EXERCISE DESCRIPTION
Can you print every record below exactly as written?

★ ★ ★ ★ ★ ★ ★

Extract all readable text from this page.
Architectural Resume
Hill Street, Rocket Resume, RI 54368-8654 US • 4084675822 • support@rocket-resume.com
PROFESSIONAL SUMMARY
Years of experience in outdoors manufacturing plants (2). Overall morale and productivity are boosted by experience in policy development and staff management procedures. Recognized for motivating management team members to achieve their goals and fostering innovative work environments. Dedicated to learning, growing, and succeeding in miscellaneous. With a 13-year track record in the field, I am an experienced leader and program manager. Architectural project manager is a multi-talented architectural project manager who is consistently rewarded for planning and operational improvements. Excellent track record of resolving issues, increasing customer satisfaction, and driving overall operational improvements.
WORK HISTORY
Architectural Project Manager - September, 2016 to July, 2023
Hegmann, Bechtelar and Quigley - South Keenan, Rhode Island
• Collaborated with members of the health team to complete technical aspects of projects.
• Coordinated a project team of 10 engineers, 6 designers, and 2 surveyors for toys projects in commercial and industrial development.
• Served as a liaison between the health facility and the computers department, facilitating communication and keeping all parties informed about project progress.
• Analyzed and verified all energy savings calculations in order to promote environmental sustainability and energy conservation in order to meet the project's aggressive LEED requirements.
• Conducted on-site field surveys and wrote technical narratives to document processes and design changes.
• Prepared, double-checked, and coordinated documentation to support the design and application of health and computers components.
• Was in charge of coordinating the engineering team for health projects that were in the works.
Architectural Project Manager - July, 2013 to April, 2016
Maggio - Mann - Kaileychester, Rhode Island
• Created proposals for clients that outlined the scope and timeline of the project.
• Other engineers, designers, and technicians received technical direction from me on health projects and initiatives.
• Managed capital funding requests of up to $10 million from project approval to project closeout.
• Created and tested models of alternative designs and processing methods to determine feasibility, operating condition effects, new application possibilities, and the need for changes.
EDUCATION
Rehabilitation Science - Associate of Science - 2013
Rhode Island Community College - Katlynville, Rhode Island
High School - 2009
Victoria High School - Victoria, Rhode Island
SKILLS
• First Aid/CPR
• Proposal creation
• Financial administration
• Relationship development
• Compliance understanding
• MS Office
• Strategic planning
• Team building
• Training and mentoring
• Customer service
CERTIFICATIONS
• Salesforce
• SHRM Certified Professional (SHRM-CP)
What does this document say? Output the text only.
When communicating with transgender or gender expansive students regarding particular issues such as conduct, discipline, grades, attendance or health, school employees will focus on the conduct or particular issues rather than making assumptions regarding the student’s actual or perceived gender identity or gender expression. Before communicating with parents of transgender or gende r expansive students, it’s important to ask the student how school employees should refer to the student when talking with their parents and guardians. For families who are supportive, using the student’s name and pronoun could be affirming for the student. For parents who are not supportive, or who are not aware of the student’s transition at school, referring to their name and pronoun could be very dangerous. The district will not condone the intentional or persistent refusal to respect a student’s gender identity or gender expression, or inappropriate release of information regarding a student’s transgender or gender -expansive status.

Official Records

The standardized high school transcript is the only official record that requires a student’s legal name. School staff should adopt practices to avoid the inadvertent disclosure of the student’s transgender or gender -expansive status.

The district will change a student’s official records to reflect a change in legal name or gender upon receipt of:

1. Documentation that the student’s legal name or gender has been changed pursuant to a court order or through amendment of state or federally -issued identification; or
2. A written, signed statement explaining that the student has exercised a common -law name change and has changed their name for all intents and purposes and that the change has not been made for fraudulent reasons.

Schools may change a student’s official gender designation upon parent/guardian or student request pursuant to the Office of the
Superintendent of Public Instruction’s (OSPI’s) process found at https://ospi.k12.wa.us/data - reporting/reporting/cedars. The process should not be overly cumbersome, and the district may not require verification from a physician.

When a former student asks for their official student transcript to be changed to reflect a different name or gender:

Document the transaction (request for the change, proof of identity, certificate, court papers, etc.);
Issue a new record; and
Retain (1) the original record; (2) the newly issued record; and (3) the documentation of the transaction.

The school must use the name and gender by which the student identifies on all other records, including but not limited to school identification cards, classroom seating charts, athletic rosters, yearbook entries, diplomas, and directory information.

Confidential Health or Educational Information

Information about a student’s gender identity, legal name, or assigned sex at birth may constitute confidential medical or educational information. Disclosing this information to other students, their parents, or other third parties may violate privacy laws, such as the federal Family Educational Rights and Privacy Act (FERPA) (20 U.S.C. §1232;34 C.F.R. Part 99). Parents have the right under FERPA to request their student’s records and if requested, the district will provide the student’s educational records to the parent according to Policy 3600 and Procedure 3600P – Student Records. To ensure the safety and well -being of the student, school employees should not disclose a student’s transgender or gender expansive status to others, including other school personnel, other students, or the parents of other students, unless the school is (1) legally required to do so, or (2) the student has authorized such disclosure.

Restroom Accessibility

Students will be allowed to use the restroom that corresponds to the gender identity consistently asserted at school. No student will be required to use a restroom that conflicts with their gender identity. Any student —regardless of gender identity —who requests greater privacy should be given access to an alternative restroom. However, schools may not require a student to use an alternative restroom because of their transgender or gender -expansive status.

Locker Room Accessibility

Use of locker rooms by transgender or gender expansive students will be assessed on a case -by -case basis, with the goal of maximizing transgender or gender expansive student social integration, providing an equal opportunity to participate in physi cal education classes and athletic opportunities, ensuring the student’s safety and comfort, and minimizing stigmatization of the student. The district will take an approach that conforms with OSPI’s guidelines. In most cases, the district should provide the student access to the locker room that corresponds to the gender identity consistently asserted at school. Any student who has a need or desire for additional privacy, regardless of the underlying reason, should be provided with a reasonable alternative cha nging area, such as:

★ ★ ★ ★ ★ ★ ★

FINISHED TASK
Extract all readable text from this page.
Architectural Resume
Hill Street, Rocket Resume, RI 54368-8654 US • 4084675822 • support@rocket-resume.com
PROFESSIONAL SUMMARY
Years of experience in outdoors manufacturing plants (2). Overall morale and productivity are boosted by experience in policy development and staff management procedures. Recognized for motivating management team members to achieve their goals and fostering innovative work environments. Dedicated to learning, growing, and succeeding in miscellaneous. With a 13-year track record in the field, I am an experienced leader and program manager. Architectural project manager is a multi-talented architectural project manager who is consistently rewarded for planning and operational improvements. Excellent track record of resolving issues, increasing customer satisfaction, and driving overall operational improvements.
WORK HISTORY
Architectural Project Manager - September, 2016 to July, 2023
Hegmann, Bechtelar and Quigley - South Keenan, Rhode Island
• Collaborated with members of the health team to complete technical aspects of projects.
• Coordinated a project team of 10 engineers, 6 designers, and 2 surveyors for toys projects in commercial and industrial development.
• Served as a liaison between the health facility and the computers department, facilitating communication and keeping all parties informed about project progress.
• Analyzed and verified all energy savings calculations in order to promote environmental sustainability and energy conservation in order to meet the project's aggressive LEED requirements.
• Conducted on-site field surveys and wrote technical narratives to document processes and design changes.
• Prepared, double-checked, and coordinated documentation to support the design and application of health and computers components.
• Was in charge of coordinating the engineering team for health projects that were in the works.
Architectural Project Manager - July, 2013 to April, 2016
Maggio - Mann - Kaileychester, Rhode Island
• Created proposals for clients that outlined the scope and timeline of the project.
• Other engineers, designers, and technicians received technical direction from me on health projects and initiatives.
• Managed capital funding requests of up to $10 million from project approval to project closeout.
• Created and tested models of alternative designs and processing methods to determine feasibility, operating condition effects, new application possibilities, and the need for changes.
EDUCATION
Rehabilitation Science - Associate of Science - 2013
Rhode Island Community College - Katlynville, Rhode Island
High School - 2009
Victoria High School - Victoria, Rhode Island
SKILLS
• First Aid/CPR
• Proposal creation
• Financial administration
• Relationship development
• Compliance understanding
• MS Office
• Strategic planning
• Team building
• Training and mentoring
• Customer service
CERTIFICATIONS
• Salesforce
• SHRM Certified Professional (SHRM-CP)
What does this document say? Output the text only.
When communicating with transgender or gender expansive students regarding particular issues such as conduct, discipline, grades, attendance or health, school employees will focus on the conduct or particular issues rather than making assumptions regarding the student’s actual or perceived gender identity or gender expression. Before communicating with parents of transgender or gende r expansive students, it’s important to ask the student how school employees should refer to the student when talking with their parents and guardians. For families who are supportive, using the student’s name and pronoun could be affirming for the student. For parents who are not supportive, or who are not aware of the student’s transition at school, referring to their name and pronoun could be very dangerous. The district will not condone the intentional or persistent refusal to respect a student’s gender identity or gender expression, or inappropriate release of information regarding a student’s transgender or gender -expansive status.

Official Records

The standardized high school transcript is the only official record that requires a student’s legal name. School staff should adopt practices to avoid the inadvertent disclosure of the student’s transgender or gender -expansive status.

The district will change a student’s official records to reflect a change in legal name or gender upon receipt of:

1. Documentation that the student’s legal name or gender has been changed pursuant to a court order or through amendment of state or federally -issued identification; or
2. A written, signed statement explaining that the student has exercised a common -law name change and has changed their name for all intents and purposes and that the change has not been made for fraudulent reasons.

Schools may change a student’s official gender designation upon parent/guardian or student request pursuant to the Office of the
Superintendent of Public Instruction’s (OSPI’s) process found at https://ospi.k12.wa.us/data - reporting/reporting/cedars. The process should not be overly cumbersome, and the district may not require verification from a physician.

When a former student asks for their official student transcript to be changed to reflect a different name or gender:

Document the transaction (request for the change, proof of identity, certificate, court papers, etc.);
Issue a new record; and
Retain (1) the original record; (2) the newly issued record; and (3) the documentation of the transaction.

The school must use the name and gender by which the student identifies on all other records, including but not limited to school identification cards, classroom seating charts, athletic rosters, yearbook entries, diplomas, and directory information.

Confidential Health or Educational Information

Information about a student’s gender identity, legal name, or assigned sex at birth may constitute confidential medical or educational information. Disclosing this information to other students, their parents, or other third parties may violate privacy laws, such as the federal Family Educational Rights and Privacy Act (FERPA) (20 U.S.C. §1232;34 C.F.R. Part 99). Parents have the right under FERPA to request their student’s records and if requested, the district will provide the student’s educational records to the parent according to Policy 3600 and Procedure 3600P – Student Records. To ensure the safety and well -being of the student, school employees should not disclose a student’s transgender or gender expansive status to others, including other school personnel, other students, or the parents of other students, unless the school is (1) legally required to do so, or (2) the student has authorized such disclosure.

Restroom Accessibility

Students will be allowed to use the restroom that corresponds to the gender identity consistently asserted at school. No student will be required to use a restroom that conflicts with their gender identity. Any student —regardless of gender identity —who requests greater privacy should be given access to an alternative restroom. However, schools may not require a student to use an alternative restroom because of their transgender or gender -expansive status.

Locker Room Accessibility

Use of locker rooms by transgender or gender expansive students will be assessed on a case -by -case basis, with the goal of maximizing transgender or gender expansive student social integration, providing an equal opportunity to participate in physi cal education classes and athletic opportunities, ensuring the student’s safety and comfort, and minimizing stigmatization of the student. The district will take an approach that conforms with OSPI’s guidelines. In most cases, the district should provide the student access to the locker room that corresponds to the gender identity consistently asserted at school. Any student who has a need or desire for additional privacy, regardless of the underlying reason, should be provided with a reasonable alternative cha nging area, such as:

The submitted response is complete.